EXERCISE — Word for word, repeat all of the entries below.

DATA RECORDS —
....................
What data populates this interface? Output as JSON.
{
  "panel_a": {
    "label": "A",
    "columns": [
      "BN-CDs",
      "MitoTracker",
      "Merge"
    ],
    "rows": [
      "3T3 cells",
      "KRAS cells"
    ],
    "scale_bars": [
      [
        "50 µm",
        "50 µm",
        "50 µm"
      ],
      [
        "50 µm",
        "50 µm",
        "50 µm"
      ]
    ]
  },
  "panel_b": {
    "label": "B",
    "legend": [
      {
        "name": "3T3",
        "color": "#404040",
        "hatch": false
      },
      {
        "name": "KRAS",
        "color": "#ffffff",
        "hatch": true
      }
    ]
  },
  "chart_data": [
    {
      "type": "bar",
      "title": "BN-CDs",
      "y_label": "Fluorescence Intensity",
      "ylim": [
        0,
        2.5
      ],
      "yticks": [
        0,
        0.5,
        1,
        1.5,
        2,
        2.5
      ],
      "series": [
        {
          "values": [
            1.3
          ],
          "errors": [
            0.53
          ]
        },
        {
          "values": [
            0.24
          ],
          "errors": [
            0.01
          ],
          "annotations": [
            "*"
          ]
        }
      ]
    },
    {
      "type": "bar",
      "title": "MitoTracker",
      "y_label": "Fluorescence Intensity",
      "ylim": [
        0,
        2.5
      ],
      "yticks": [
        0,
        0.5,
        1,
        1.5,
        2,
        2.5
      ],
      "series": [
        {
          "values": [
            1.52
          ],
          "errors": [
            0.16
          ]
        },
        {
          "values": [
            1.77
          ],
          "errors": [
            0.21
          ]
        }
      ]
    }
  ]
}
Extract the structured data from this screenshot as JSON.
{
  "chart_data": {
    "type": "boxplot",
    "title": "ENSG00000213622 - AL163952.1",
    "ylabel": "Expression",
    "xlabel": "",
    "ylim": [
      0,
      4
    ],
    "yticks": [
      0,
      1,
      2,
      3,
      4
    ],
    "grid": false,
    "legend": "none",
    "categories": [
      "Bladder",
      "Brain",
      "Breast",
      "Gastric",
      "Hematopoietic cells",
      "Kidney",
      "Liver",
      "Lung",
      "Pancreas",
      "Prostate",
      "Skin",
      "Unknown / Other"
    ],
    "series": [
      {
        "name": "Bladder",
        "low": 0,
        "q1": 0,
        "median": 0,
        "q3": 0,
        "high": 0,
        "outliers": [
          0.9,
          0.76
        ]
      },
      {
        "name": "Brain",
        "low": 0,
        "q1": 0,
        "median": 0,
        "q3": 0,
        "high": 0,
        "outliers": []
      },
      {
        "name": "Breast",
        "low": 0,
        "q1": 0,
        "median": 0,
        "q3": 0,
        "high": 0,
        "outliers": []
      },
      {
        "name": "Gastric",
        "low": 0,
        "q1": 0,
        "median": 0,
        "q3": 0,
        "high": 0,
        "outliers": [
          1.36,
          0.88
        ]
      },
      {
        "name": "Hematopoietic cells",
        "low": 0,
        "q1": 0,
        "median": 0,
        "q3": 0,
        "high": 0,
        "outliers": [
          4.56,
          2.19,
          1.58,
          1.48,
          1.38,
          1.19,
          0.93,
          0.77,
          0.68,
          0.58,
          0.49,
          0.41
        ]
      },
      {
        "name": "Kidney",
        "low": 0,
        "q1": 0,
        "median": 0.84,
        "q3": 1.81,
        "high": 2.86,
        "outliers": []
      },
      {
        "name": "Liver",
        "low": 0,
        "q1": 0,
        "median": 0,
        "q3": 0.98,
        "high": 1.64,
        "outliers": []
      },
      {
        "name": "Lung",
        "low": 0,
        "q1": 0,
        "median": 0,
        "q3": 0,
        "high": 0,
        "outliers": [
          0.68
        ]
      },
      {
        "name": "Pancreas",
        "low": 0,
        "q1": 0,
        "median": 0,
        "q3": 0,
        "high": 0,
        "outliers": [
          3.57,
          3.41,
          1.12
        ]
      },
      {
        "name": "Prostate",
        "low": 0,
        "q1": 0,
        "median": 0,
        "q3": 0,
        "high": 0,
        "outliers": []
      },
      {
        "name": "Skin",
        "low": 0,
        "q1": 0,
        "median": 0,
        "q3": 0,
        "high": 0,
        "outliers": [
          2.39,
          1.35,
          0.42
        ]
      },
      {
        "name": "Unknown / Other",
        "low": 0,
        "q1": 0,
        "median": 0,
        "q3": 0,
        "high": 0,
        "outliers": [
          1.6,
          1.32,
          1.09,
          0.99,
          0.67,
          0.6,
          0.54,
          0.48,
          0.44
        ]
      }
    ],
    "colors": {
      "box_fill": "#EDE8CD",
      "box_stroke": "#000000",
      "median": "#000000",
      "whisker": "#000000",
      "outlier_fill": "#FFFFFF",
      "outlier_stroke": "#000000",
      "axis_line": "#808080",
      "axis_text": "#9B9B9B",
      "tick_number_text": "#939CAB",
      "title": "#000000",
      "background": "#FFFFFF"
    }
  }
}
....................
RESPONSE TO THIS TASK —
What data populates this interface? Output as JSON.
{
  "panel_a": {
    "label": "A",
    "columns": [
      "BN-CDs",
      "MitoTracker",
      "Merge"
    ],
    "rows": [
      "3T3 cells",
      "KRAS cells"
    ],
    "scale_bars": [
      [
        "50 µm",
        "50 µm",
        "50 µm"
      ],
      [
        "50 µm",
        "50 µm",
        "50 µm"
      ]
    ]
  },
  "panel_b": {
    "label": "B",
    "legend": [
      {
        "name": "3T3",
        "color": "#404040",
        "hatch": false
      },
      {
        "name": "KRAS",
        "color": "#ffffff",
        "hatch": true
      }
    ]
  },
  "chart_data": [
    {
      "type": "bar",
      "title": "BN-CDs",
      "y_label": "Fluorescence Intensity",
      "ylim": [
        0,
        2.5
      ],
      "yticks": [
        0,
        0.5,
        1,
        1.5,
        2,
        2.5
      ],
      "series": [
        {
          "values": [
            1.3
          ],
          "errors": [
            0.53
          ]
        },
        {
          "values": [
            0.24
          ],
          "errors": [
            0.01
          ],
          "annotations": [
            "*"
          ]
        }
      ]
    },
    {
      "type": "bar",
      "title": "MitoTracker",
      "y_label": "Fluorescence Intensity",
      "ylim": [
        0,
        2.5
      ],
      "yticks": [
        0,
        0.5,
        1,
        1.5,
        2,
        2.5
      ],
      "series": [
        {
          "values": [
            1.52
          ],
          "errors": [
            0.16
          ]
        },
        {
          "values": [
            1.77
          ],
          "errors": [
            0.21
          ]
        }
      ]
    }
  ]
}
Extract the structured data from this screenshot as JSON.
{
  "chart_data": {
    "type": "boxplot",
    "title": "ENSG00000213622 - AL163952.1",
    "ylabel": "Expression",
    "xlabel": "",
    "ylim": [
      0,
      4
    ],
    "yticks": [
      0,
      1,
      2,
      3,
      4
    ],
    "grid": false,
    "legend": "none",
    "categories": [
      "Bladder",
      "Brain",
      "Breast",
      "Gastric",
      "Hematopoietic cells",
      "Kidney",
      "Liver",
      "Lung",
      "Pancreas",
      "Prostate",
      "Skin",
      "Unknown / Other"
    ],
    "series": [
      {
        "name": "Bladder",
        "low": 0,
        "q1": 0,
        "median": 0,
        "q3": 0,
        "high": 0,
        "outliers": [
          0.9,
          0.76
        ]
      },
      {
        "name": "Brain",
        "low": 0,
        "q1": 0,
        "median": 0,
        "q3": 0,
        "high": 0,
        "outliers": []
      },
      {
        "name": "Breast",
        "low": 0,
        "q1": 0,
        "median": 0,
        "q3": 0,
        "high": 0,
        "outliers": []
      },
      {
        "name": "Gastric",
        "low": 0,
        "q1": 0,
        "median": 0,
        "q3": 0,
        "high": 0,
        "outliers": [
          1.36,
          0.88
        ]
      },
      {
        "name": "Hematopoietic cells",
        "low": 0,
        "q1": 0,
        "median": 0,
        "q3": 0,
        "high": 0,
        "outliers": [
          4.56,
          2.19,
          1.58,
          1.48,
          1.38,
          1.19,
          0.93,
          0.77,
          0.68,
          0.58,
          0.49,
          0.41
        ]
      },
      {
        "name": "Kidney",
        "low": 0,
        "q1": 0,
        "median": 0.84,
        "q3": 1.81,
        "high": 2.86,
        "outliers": []
      },
      {
        "name": "Liver",
        "low": 0,
        "q1": 0,
        "median": 0,
        "q3": 0.98,
        "high": 1.64,
        "outliers": []
      },
      {
        "name": "Lung",
        "low": 0,
        "q1": 0,
        "median": 0,
        "q3": 0,
        "high": 0,
        "outliers": [
          0.68
        ]
      },
      {
        "name": "Pancreas",
        "low": 0,
        "q1": 0,
        "median": 0,
        "q3": 0,
        "high": 0,
        "outliers": [
          3.57,
          3.41,
          1.12
        ]
      },
      {
        "name": "Prostate",
        "low": 0,
        "q1": 0,
        "median": 0,
        "q3": 0,
        "high": 0,
        "outliers": []
      },
      {
        "name": "Skin",
        "low": 0,
        "q1": 0,
        "median": 0,
        "q3": 0,
        "high": 0,
        "outliers": [
          2.39,
          1.35,
          0.42
        ]
      },
      {
        "name": "Unknown / Other",
        "low": 0,
        "q1": 0,
        "median": 0,
        "q3": 0,
        "high": 0,
        "outliers": [
          1.6,
          1.32,
          1.09,
          0.99,
          0.67,
          0.6,
          0.54,
          0.48,
          0.44
        ]
      }
    ],
    "colors": {
      "box_fill": "#EDE8CD",
      "box_stroke": "#000000",
      "median": "#000000",
      "whisker": "#000000",
      "outlier_fill": "#FFFFFF",
      "outlier_stroke": "#000000",
      "axis_line": "#808080",
      "axis_text": "#9B9B9B",
      "tick_number_text": "#939CAB",
      "title": "#000000",
      "background": "#FFFFFF"
    }
  }
}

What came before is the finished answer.